>>>>

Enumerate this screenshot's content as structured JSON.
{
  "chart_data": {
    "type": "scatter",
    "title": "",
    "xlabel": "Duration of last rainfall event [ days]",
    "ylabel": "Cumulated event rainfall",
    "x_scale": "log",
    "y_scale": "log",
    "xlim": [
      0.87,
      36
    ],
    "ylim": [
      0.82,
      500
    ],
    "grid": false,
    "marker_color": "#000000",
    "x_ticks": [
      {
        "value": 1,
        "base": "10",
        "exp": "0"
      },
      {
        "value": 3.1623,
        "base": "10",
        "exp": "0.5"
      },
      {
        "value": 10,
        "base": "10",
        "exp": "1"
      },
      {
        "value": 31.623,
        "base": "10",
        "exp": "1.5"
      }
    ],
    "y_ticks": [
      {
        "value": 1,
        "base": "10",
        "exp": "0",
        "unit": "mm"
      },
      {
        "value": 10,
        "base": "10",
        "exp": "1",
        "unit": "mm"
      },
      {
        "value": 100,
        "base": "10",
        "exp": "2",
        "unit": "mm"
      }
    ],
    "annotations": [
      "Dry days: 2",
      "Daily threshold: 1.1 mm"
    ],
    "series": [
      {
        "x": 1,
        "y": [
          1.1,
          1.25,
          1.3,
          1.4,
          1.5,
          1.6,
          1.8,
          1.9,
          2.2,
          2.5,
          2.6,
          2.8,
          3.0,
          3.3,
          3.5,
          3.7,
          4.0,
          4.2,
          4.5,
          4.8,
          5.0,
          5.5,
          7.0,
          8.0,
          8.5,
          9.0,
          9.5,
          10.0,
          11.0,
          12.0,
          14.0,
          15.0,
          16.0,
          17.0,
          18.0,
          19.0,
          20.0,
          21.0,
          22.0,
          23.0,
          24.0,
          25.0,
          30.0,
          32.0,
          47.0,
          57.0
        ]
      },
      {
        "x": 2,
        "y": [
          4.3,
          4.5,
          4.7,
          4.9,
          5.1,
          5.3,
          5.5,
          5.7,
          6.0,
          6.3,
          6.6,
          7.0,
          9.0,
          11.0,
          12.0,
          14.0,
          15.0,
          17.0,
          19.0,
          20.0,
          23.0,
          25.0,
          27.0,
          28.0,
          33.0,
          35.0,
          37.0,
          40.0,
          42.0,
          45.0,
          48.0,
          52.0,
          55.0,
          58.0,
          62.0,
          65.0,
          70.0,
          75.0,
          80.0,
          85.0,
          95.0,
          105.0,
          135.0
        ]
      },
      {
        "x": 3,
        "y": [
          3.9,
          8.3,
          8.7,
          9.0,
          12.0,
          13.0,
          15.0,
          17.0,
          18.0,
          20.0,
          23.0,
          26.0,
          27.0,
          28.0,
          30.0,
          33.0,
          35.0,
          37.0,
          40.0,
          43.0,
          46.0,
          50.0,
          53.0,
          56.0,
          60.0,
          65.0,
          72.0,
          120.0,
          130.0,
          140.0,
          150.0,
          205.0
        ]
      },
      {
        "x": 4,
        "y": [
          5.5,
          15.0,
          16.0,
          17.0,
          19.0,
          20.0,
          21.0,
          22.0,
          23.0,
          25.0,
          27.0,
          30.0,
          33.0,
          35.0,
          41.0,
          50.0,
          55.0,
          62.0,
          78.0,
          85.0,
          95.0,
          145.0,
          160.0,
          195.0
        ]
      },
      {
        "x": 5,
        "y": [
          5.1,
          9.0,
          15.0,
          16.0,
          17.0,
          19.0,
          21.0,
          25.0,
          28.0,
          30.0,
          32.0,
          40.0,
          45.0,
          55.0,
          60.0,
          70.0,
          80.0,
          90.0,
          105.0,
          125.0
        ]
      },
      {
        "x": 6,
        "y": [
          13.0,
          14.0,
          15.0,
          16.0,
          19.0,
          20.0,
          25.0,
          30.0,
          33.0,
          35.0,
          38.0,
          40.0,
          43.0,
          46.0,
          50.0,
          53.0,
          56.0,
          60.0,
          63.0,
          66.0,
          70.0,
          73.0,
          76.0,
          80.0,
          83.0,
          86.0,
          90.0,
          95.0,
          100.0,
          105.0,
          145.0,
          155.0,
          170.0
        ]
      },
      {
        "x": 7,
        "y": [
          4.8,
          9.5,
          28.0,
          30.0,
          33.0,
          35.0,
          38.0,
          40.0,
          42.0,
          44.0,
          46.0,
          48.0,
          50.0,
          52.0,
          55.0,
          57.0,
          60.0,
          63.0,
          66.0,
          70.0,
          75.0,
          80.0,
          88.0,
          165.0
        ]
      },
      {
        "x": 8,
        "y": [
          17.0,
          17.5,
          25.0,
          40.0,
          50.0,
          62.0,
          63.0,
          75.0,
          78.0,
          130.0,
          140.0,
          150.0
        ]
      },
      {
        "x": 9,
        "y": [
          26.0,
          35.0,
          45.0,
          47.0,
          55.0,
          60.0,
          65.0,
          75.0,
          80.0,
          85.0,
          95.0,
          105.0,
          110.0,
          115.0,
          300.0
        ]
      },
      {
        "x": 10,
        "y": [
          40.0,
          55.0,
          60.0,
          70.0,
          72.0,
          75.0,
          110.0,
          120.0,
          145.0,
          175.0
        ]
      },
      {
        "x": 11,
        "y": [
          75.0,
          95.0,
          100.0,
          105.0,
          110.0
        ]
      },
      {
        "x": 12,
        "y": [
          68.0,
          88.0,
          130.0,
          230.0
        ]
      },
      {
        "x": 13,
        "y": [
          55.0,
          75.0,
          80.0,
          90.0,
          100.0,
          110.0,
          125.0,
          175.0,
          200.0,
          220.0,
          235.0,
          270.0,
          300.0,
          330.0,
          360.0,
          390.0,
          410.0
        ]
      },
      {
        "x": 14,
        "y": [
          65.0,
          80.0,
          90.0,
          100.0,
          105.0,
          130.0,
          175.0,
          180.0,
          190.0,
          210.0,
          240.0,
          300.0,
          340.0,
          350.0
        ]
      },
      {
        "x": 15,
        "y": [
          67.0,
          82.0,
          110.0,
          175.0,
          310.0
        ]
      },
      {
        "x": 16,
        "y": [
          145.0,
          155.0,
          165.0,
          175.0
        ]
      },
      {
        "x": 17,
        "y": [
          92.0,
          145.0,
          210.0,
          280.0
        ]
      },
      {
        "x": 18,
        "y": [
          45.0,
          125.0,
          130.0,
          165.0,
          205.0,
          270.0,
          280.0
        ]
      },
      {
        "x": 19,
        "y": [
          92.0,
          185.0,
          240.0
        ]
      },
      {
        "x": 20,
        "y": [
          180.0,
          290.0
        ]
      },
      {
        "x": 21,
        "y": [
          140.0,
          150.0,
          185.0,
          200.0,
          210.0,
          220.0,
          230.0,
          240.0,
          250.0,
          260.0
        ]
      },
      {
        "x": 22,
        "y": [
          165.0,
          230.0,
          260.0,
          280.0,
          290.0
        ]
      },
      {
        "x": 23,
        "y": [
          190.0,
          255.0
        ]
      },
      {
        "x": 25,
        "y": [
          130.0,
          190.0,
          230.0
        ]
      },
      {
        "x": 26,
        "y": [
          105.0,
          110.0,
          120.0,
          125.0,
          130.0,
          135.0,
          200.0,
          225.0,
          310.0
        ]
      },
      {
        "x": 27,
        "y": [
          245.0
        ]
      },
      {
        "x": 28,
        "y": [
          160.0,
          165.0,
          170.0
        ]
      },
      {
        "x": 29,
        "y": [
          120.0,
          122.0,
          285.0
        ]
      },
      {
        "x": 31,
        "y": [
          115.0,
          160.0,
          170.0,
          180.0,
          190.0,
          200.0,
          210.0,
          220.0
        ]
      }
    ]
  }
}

<<<<

## Task prompt
Copy out each record, keeping every word as it is.

## Final answer
Enumerate this screenshot's content as structured JSON.
{
  "chart_data": {
    "type": "scatter",
    "title": "",
    "xlabel": "Duration of last rainfall event [ days]",
    "ylabel": "Cumulated event rainfall",
    "x_scale": "log",
    "y_scale": "log",
    "xlim": [
      0.87,
      36
    ],
    "ylim": [
      0.82,
      500
    ],
    "grid": false,
    "marker_color": "#000000",
    "x_ticks": [
      {
        "value": 1,
        "base": "10",
        "exp": "0"
      },
      {
        "value": 3.1623,
        "base": "10",
        "exp": "0.5"
      },
      {
        "value": 10,
        "base": "10",
        "exp": "1"
      },
      {
        "value": 31.623,
        "base": "10",
        "exp": "1.5"
      }
    ],
    "y_ticks": [
      {
        "value": 1,
        "base": "10",
        "exp": "0",
        "unit": "mm"
      },
      {
        "value": 10,
        "base": "10",
        "exp": "1",
        "unit": "mm"
      },
      {
        "value": 100,
        "base": "10",
        "exp": "2",
        "unit": "mm"
      }
    ],
    "annotations": [
      "Dry days: 2",
      "Daily threshold: 1.1 mm"
    ],
    "series": [
      {
        "x": 1,
        "y": [
          1.1,
          1.25,
          1.3,
          1.4,
          1.5,
          1.6,
          1.8,
          1.9,
          2.2,
          2.5,
          2.6,
          2.8,
          3.0,
          3.3,
          3.5,
          3.7,
          4.0,
          4.2,
          4.5,
          4.8,
          5.0,
          5.5,
          7.0,
          8.0,
          8.5,
          9.0,
          9.5,
          10.0,
          11.0,
          12.0,
          14.0,
          15.0,
          16.0,
          17.0,
          18.0,
          19.0,
          20.0,
          21.0,
          22.0,
          23.0,
          24.0,
          25.0,
          30.0,
          32.0,
          47.0,
          57.0
        ]
      },
      {
        "x": 2,
        "y": [
          4.3,
          4.5,
          4.7,
          4.9,
          5.1,
          5.3,
          5.5,
          5.7,
          6.0,
          6.3,
          6.6,
          7.0,
          9.0,
          11.0,
          12.0,
          14.0,
          15.0,
          17.0,
          19.0,
          20.0,
          23.0,
          25.0,
          27.0,
          28.0,
          33.0,
          35.0,
          37.0,
          40.0,
          42.0,
          45.0,
          48.0,
          52.0,
          55.0,
          58.0,
          62.0,
          65.0,
          70.0,
          75.0,
          80.0,
          85.0,
          95.0,
          105.0,
          135.0
        ]
      },
      {
        "x": 3,
        "y": [
          3.9,
          8.3,
          8.7,
          9.0,
          12.0,
          13.0,
          15.0,
          17.0,
          18.0,
          20.0,
          23.0,
          26.0,
          27.0,
          28.0,
          30.0,
          33.0,
          35.0,
          37.0,
          40.0,
          43.0,
          46.0,
          50.0,
          53.0,
          56.0,
          60.0,
          65.0,
          72.0,
          120.0,
          130.0,
          140.0,
          150.0,
          205.0
        ]
      },
      {
        "x": 4,
        "y": [
          5.5,
          15.0,
          16.0,
          17.0,
          19.0,
          20.0,
          21.0,
          22.0,
          23.0,
          25.0,
          27.0,
          30.0,
          33.0,
          35.0,
          41.0,
          50.0,
          55.0,
          62.0,
          78.0,
          85.0,
          95.0,
          145.0,
          160.0,
          195.0
        ]
      },
      {
        "x": 5,
        "y": [
          5.1,
          9.0,
          15.0,
          16.0,
          17.0,
          19.0,
          21.0,
          25.0,
          28.0,
          30.0,
          32.0,
          40.0,
          45.0,
          55.0,
          60.0,
          70.0,
          80.0,
          90.0,
          105.0,
          125.0
        ]
      },
      {
        "x": 6,
        "y": [
          13.0,
          14.0,
          15.0,
          16.0,
          19.0,
          20.0,
          25.0,
          30.0,
          33.0,
          35.0,
          38.0,
          40.0,
          43.0,
          46.0,
          50.0,
          53.0,
          56.0,
          60.0,
          63.0,
          66.0,
          70.0,
          73.0,
          76.0,
          80.0,
          83.0,
          86.0,
          90.0,
          95.0,
          100.0,
          105.0,
          145.0,
          155.0,
          170.0
        ]
      },
      {
        "x": 7,
        "y": [
          4.8,
          9.5,
          28.0,
          30.0,
          33.0,
          35.0,
          38.0,
          40.0,
          42.0,
          44.0,
          46.0,
          48.0,
          50.0,
          52.0,
          55.0,
          57.0,
          60.0,
          63.0,
          66.0,
          70.0,
          75.0,
          80.0,
          88.0,
          165.0
        ]
      },
      {
        "x": 8,
        "y": [
          17.0,
          17.5,
          25.0,
          40.0,
          50.0,
          62.0,
          63.0,
          75.0,
          78.0,
          130.0,
          140.0,
          150.0
        ]
      },
      {
        "x": 9,
        "y": [
          26.0,
          35.0,
          45.0,
          47.0,
          55.0,
          60.0,
          65.0,
          75.0,
          80.0,
          85.0,
          95.0,
          105.0,
          110.0,
          115.0,
          300.0
        ]
      },
      {
        "x": 10,
        "y": [
          40.0,
          55.0,
          60.0,
          70.0,
          72.0,
          75.0,
          110.0,
          120.0,
          145.0,
          175.0
        ]
      },
      {
        "x": 11,
        "y": [
          75.0,
          95.0,
          100.0,
          105.0,
          110.0
        ]
      },
      {
        "x": 12,
        "y": [
          68.0,
          88.0,
          130.0,
          230.0
        ]
      },
      {
        "x": 13,
        "y": [
          55.0,
          75.0,
          80.0,
          90.0,
          100.0,
          110.0,
          125.0,
          175.0,
          200.0,
          220.0,
          235.0,
          270.0,
          300.0,
          330.0,
          360.0,
          390.0,
          410.0
        ]
      },
      {
        "x": 14,
        "y": [
          65.0,
          80.0,
          90.0,
          100.0,
          105.0,
          130.0,
          175.0,
          180.0,
          190.0,
          210.0,
          240.0,
          300.0,
          340.0,
          350.0
        ]
      },
      {
        "x": 15,
        "y": [
          67.0,
          82.0,
          110.0,
          175.0,
          310.0
        ]
      },
      {
        "x": 16,
        "y": [
          145.0,
          155.0,
          165.0,
          175.0
        ]
      },
      {
        "x": 17,
        "y": [
          92.0,
          145.0,
          210.0,
          280.0
        ]
      },
      {
        "x": 18,
        "y": [
          45.0,
          125.0,
          130.0,
          165.0,
          205.0,
          270.0,
          280.0
        ]
      },
      {
        "x": 19,
        "y": [
          92.0,
          185.0,
          240.0
        ]
      },
      {
        "x": 20,
        "y": [
          180.0,
          290.0
        ]
      },
      {
        "x": 21,
        "y": [
          140.0,
          150.0,
          185.0,
          200.0,
          210.0,
          220.0,
          230.0,
          240.0,
          250.0,
          260.0
        ]
      },
      {
        "x": 22,
        "y": [
          165.0,
          230.0,
          260.0,
          280.0,
          290.0
        ]
      },
      {
        "x": 23,
        "y": [
          190.0,
          255.0
        ]
      },
      {
        "x": 25,
        "y": [
          130.0,
          190.0,
          230.0
        ]
      },
      {
        "x": 26,
        "y": [
          105.0,
          110.0,
          120.0,
          125.0,
          130.0,
          135.0,
          200.0,
          225.0,
          310.0
        ]
      },
      {
        "x": 27,
        "y": [
          245.0
        ]
      },
      {
        "x": 28,
        "y": [
          160.0,
          165.0,
          170.0
        ]
      },
      {
        "x": 29,
        "y": [
          120.0,
          122.0,
          285.0
        ]
      },
      {
        "x": 31,
        "y": [
          115.0,
          160.0,
          170.0,
          180.0,
          190.0,
          200.0,
          210.0,
          220.0
        ]
      }
    ]
  }
}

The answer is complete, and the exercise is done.